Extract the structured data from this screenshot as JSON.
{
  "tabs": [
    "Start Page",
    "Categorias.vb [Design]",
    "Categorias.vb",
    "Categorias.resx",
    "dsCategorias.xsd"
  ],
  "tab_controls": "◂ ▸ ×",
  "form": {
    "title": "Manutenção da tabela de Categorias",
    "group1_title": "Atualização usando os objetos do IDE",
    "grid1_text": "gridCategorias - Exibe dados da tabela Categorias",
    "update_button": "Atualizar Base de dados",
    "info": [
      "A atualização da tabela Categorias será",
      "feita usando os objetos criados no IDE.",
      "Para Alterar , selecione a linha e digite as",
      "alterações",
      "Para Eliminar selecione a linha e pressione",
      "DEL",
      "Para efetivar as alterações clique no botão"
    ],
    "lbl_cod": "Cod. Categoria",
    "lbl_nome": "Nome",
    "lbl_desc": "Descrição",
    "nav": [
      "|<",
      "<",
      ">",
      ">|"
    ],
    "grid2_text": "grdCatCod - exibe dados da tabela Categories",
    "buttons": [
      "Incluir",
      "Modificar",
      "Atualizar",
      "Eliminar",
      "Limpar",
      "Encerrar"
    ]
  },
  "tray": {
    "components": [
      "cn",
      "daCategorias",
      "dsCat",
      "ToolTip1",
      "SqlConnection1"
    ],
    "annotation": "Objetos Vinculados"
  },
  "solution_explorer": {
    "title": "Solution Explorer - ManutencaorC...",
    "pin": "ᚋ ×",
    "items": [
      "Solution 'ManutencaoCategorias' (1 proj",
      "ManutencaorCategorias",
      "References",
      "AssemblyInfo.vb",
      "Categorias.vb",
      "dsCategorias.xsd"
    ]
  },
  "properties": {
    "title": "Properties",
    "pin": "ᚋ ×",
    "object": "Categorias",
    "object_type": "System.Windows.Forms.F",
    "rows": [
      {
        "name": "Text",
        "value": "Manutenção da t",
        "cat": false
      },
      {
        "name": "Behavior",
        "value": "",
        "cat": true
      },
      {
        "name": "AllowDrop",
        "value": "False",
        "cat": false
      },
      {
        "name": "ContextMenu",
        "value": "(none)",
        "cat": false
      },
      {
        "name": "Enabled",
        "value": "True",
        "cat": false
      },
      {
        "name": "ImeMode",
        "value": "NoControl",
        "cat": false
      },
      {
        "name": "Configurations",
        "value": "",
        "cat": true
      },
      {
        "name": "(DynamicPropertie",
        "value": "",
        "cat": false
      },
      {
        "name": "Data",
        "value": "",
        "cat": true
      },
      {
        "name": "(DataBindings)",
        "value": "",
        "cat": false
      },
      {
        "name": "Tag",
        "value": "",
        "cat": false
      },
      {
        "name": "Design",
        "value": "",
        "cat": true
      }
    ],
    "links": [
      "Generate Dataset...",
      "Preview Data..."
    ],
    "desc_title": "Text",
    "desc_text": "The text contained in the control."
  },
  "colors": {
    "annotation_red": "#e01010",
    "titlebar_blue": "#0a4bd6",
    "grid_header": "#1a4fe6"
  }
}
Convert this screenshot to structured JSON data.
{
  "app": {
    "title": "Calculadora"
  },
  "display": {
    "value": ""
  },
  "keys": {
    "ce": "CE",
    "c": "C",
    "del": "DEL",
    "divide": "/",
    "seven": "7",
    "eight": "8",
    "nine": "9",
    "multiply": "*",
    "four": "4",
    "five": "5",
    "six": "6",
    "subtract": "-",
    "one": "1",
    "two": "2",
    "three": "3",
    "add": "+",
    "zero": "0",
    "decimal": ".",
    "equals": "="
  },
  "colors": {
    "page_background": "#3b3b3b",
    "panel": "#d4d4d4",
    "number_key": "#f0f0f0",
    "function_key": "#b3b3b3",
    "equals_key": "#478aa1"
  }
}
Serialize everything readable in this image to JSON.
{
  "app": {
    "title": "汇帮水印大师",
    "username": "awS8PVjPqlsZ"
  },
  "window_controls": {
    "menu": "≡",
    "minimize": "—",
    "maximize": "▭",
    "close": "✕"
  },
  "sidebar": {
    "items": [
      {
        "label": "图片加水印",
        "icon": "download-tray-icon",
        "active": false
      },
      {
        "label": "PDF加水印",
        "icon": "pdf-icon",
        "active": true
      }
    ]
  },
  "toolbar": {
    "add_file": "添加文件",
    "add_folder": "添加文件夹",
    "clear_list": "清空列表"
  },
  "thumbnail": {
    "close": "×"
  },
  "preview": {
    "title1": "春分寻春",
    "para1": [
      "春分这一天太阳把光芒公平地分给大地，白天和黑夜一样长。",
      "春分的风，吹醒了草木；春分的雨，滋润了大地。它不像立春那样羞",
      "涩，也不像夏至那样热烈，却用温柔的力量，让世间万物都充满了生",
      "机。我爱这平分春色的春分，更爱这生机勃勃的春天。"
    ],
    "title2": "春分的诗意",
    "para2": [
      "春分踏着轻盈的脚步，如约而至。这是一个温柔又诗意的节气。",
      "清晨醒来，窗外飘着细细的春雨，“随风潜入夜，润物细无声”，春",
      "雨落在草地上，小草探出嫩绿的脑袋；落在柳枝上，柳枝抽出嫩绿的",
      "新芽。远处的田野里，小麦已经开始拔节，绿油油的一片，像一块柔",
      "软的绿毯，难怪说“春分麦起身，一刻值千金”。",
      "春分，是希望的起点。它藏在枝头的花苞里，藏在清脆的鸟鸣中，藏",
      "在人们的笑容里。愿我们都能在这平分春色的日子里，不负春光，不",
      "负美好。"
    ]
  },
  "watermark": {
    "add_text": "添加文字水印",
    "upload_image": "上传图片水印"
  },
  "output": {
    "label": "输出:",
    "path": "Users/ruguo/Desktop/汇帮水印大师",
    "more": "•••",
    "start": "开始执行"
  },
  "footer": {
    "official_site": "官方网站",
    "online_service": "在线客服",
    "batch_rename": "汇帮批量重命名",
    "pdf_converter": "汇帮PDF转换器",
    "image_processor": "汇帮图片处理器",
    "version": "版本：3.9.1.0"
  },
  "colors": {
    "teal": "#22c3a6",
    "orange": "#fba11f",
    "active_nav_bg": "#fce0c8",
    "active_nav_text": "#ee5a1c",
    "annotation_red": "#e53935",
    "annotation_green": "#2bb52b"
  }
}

* _Goal of the exercise_
Please output the complete data exactly.

* _Expected output_
Extract the structured data from this screenshot as JSON.
{
  "tabs": [
    "Start Page",
    "Categorias.vb [Design]",
    "Categorias.vb",
    "Categorias.resx",
    "dsCategorias.xsd"
  ],
  "tab_controls": "◂ ▸ ×",
  "form": {
    "title": "Manutenção da tabela de Categorias",
    "group1_title": "Atualização usando os objetos do IDE",
    "grid1_text": "gridCategorias - Exibe dados da tabela Categorias",
    "update_button": "Atualizar Base de dados",
    "info": [
      "A atualização da tabela Categorias será",
      "feita usando os objetos criados no IDE.",
      "Para Alterar , selecione a linha e digite as",
      "alterações",
      "Para Eliminar selecione a linha e pressione",
      "DEL",
      "Para efetivar as alterações clique no botão"
    ],
    "lbl_cod": "Cod. Categoria",
    "lbl_nome": "Nome",
    "lbl_desc": "Descrição",
    "nav": [
      "|<",
      "<",
      ">",
      ">|"
    ],
    "grid2_text": "grdCatCod - exibe dados da tabela Categories",
    "buttons": [
      "Incluir",
      "Modificar",
      "Atualizar",
      "Eliminar",
      "Limpar",
      "Encerrar"
    ]
  },
  "tray": {
    "components": [
      "cn",
      "daCategorias",
      "dsCat",
      "ToolTip1",
      "SqlConnection1"
    ],
    "annotation": "Objetos Vinculados"
  },
  "solution_explorer": {
    "title": "Solution Explorer - ManutencaorC...",
    "pin": "ᚋ ×",
    "items": [
      "Solution 'ManutencaoCategorias' (1 proj",
      "ManutencaorCategorias",
      "References",
      "AssemblyInfo.vb",
      "Categorias.vb",
      "dsCategorias.xsd"
    ]
  },
  "properties": {
    "title": "Properties",
    "pin": "ᚋ ×",
    "object": "Categorias",
    "object_type": "System.Windows.Forms.F",
    "rows": [
      {
        "name": "Text",
        "value": "Manutenção da t",
        "cat": false
      },
      {
        "name": "Behavior",
        "value": "",
        "cat": true
      },
      {
        "name": "AllowDrop",
        "value": "False",
        "cat": false
      },
      {
        "name": "ContextMenu",
        "value": "(none)",
        "cat": false
      },
      {
        "name": "Enabled",
        "value": "True",
        "cat": false
      },
      {
        "name": "ImeMode",
        "value": "NoControl",
        "cat": false
      },
      {
        "name": "Configurations",
        "value": "",
        "cat": true
      },
      {
        "name": "(DynamicPropertie",
        "value": "",
        "cat": false
      },
      {
        "name": "Data",
        "value": "",
        "cat": true
      },
      {
        "name": "(DataBindings)",
        "value": "",
        "cat": false
      },
      {
        "name": "Tag",
        "value": "",
        "cat": false
      },
      {
        "name": "Design",
        "value": "",
        "cat": true
      }
    ],
    "links": [
      "Generate Dataset...",
      "Preview Data..."
    ],
    "desc_title": "Text",
    "desc_text": "The text contained in the control."
  },
  "colors": {
    "annotation_red": "#e01010",
    "titlebar_blue": "#0a4bd6",
    "grid_header": "#1a4fe6"
  }
}
Convert this screenshot to structured JSON data.
{
  "app": {
    "title": "Calculadora"
  },
  "display": {
    "value": ""
  },
  "keys": {
    "ce": "CE",
    "c": "C",
    "del": "DEL",
    "divide": "/",
    "seven": "7",
    "eight": "8",
    "nine": "9",
    "multiply": "*",
    "four": "4",
    "five": "5",
    "six": "6",
    "subtract": "-",
    "one": "1",
    "two": "2",
    "three": "3",
    "add": "+",
    "zero": "0",
    "decimal": ".",
    "equals": "="
  },
  "colors": {
    "page_background": "#3b3b3b",
    "panel": "#d4d4d4",
    "number_key": "#f0f0f0",
    "function_key": "#b3b3b3",
    "equals_key": "#478aa1"
  }
}
Serialize everything readable in this image to JSON.
{
  "app": {
    "title": "汇帮水印大师",
    "username": "awS8PVjPqlsZ"
  },
  "window_controls": {
    "menu": "≡",
    "minimize": "—",
    "maximize": "▭",
    "close": "✕"
  },
  "sidebar": {
    "items": [
      {
        "label": "图片加水印",
        "icon": "download-tray-icon",
        "active": false
      },
      {
        "label": "PDF加水印",
        "icon": "pdf-icon",
        "active": true
      }
    ]
  },
  "toolbar": {
    "add_file": "添加文件",
    "add_folder": "添加文件夹",
    "clear_list": "清空列表"
  },
  "thumbnail": {
    "close": "×"
  },
  "preview": {
    "title1": "春分寻春",
    "para1": [
      "春分这一天太阳把光芒公平地分给大地，白天和黑夜一样长。",
      "春分的风，吹醒了草木；春分的雨，滋润了大地。它不像立春那样羞",
      "涩，也不像夏至那样热烈，却用温柔的力量，让世间万物都充满了生",
      "机。我爱这平分春色的春分，更爱这生机勃勃的春天。"
    ],
    "title2": "春分的诗意",
    "para2": [
      "春分踏着轻盈的脚步，如约而至。这是一个温柔又诗意的节气。",
      "清晨醒来，窗外飘着细细的春雨，“随风潜入夜，润物细无声”，春",
      "雨落在草地上，小草探出嫩绿的脑袋；落在柳枝上，柳枝抽出嫩绿的",
      "新芽。远处的田野里，小麦已经开始拔节，绿油油的一片，像一块柔",
      "软的绿毯，难怪说“春分麦起身，一刻值千金”。",
      "春分，是希望的起点。它藏在枝头的花苞里，藏在清脆的鸟鸣中，藏",
      "在人们的笑容里。愿我们都能在这平分春色的日子里，不负春光，不",
      "负美好。"
    ]
  },
  "watermark": {
    "add_text": "添加文字水印",
    "upload_image": "上传图片水印"
  },
  "output": {
    "label": "输出:",
    "path": "Users/ruguo/Desktop/汇帮水印大师",
    "more": "•••",
    "start": "开始执行"
  },
  "footer": {
    "official_site": "官方网站",
    "online_service": "在线客服",
    "batch_rename": "汇帮批量重命名",
    "pdf_converter": "汇帮PDF转换器",
    "image_processor": "汇帮图片处理器",
    "version": "版本：3.9.1.0"
  },
  "colors": {
    "teal": "#22c3a6",
    "orange": "#fba11f",
    "active_nav_bg": "#fce0c8",
    "active_nav_text": "#ee5a1c",
    "annotation_red": "#e53935",
    "annotation_green": "#2bb52b"
  }
}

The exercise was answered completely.